[Dataset entries]
====

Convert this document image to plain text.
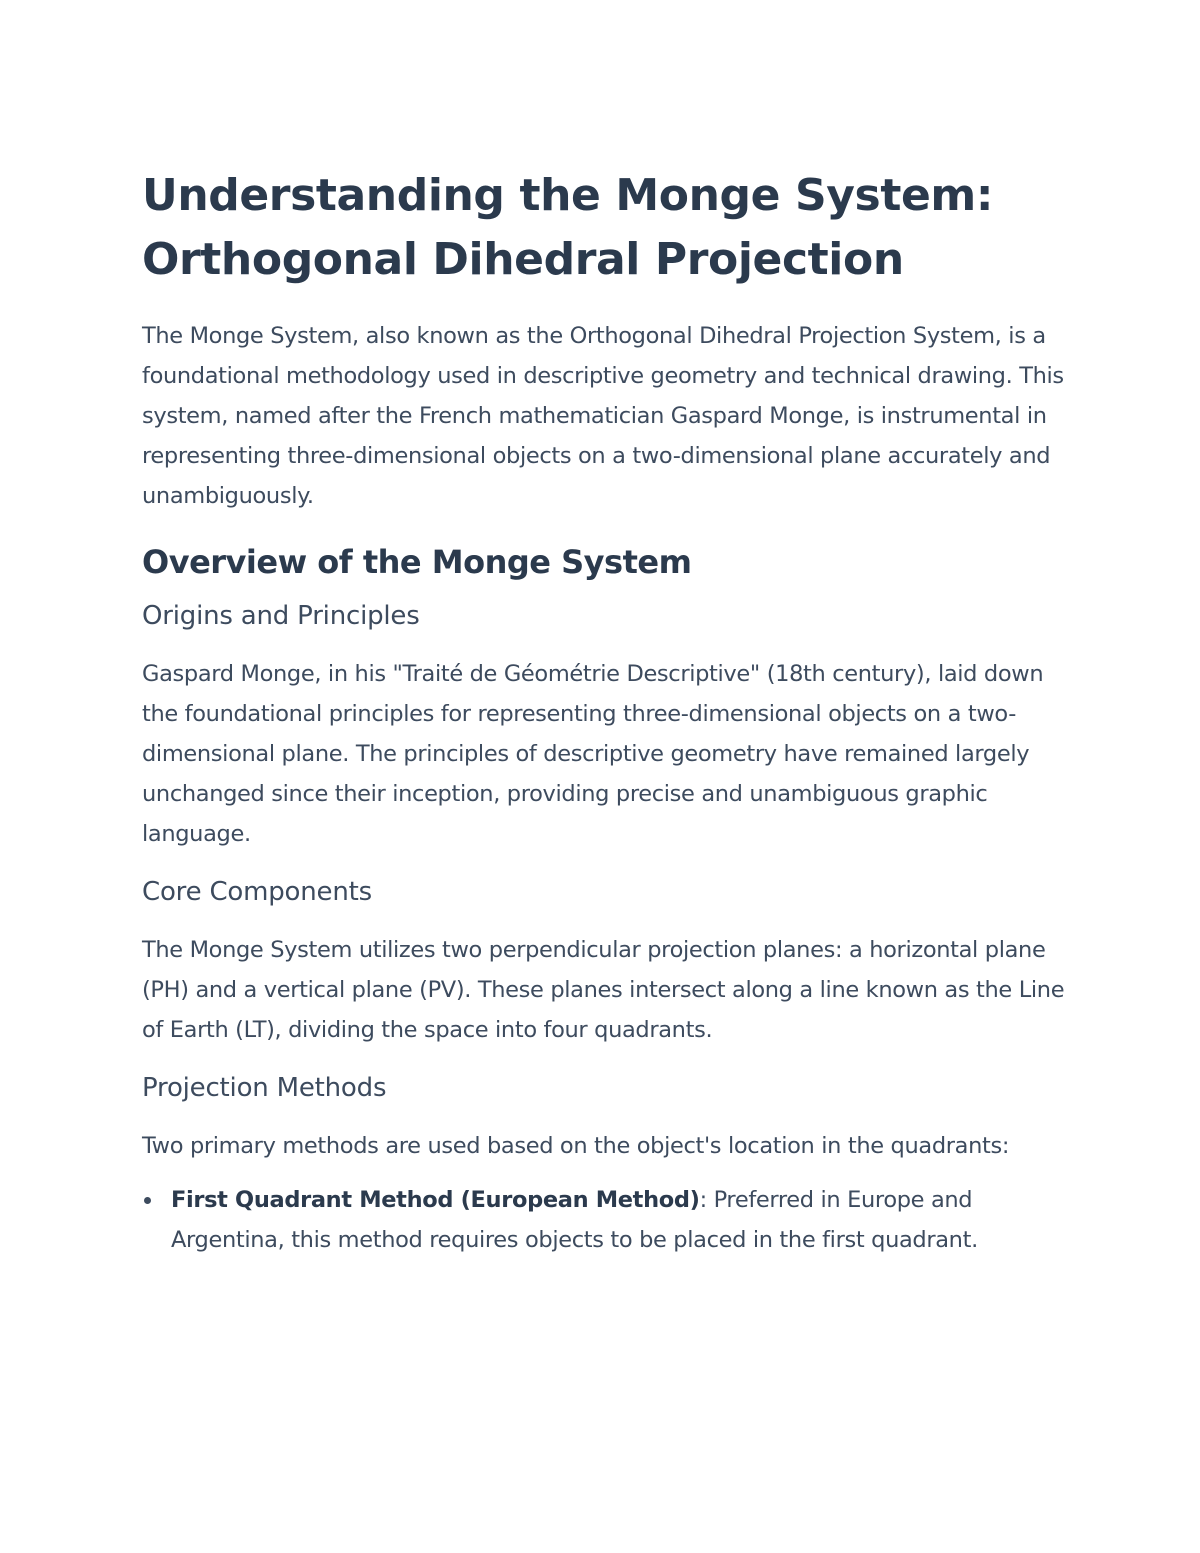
Understanding the Monge System: Orthogonal Dihedral Projection

The Monge System, also known as the Orthogonal Dihedral Projection System, is a foundational methodology used in descriptive geometry and technical drawing. This system, named after the French mathematician Gaspard Monge, is instrumental in representing three-dimensional objects on a two-dimensional plane accurately and unambiguously.

Overview of the Monge System
Origins and Principles

Gaspard Monge, in his "Traité de Géométrie Descriptive" (18th century), laid down the foundational principles for representing three-dimensional objects on a two-dimensional plane. The principles of descriptive geometry have remained largely unchanged since their inception, providing precise and unambiguous graphic language.

Core Components

The Monge System utilizes two perpendicular projection planes: a horizontal plane (PH) and a vertical plane (PV). These planes intersect along a line known as the Line of Earth (LT), dividing the space into four quadrants.

Projection Methods

Two primary methods are used based on the object's location in the quadrants:

First Quadrant Method (European Method): Preferred in Europe and Argentina, this method requires objects to be placed in the first quadrant.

====

## Problem requirements:
Gather each line of the listing containing the word "Dihedral" and show it.

## Correct answer:
Understanding the Monge System: Orthogonal Dihedral Projection
The Monge System, also known as the Orthogonal Dihedral Projection System, is a foundational methodology used in descriptive geometry and technical drawing. This system, named after the French mathematician Gaspard Monge, is instrumental in representing three-dimensional objects on a two-dimensional plane accurately and unambiguously.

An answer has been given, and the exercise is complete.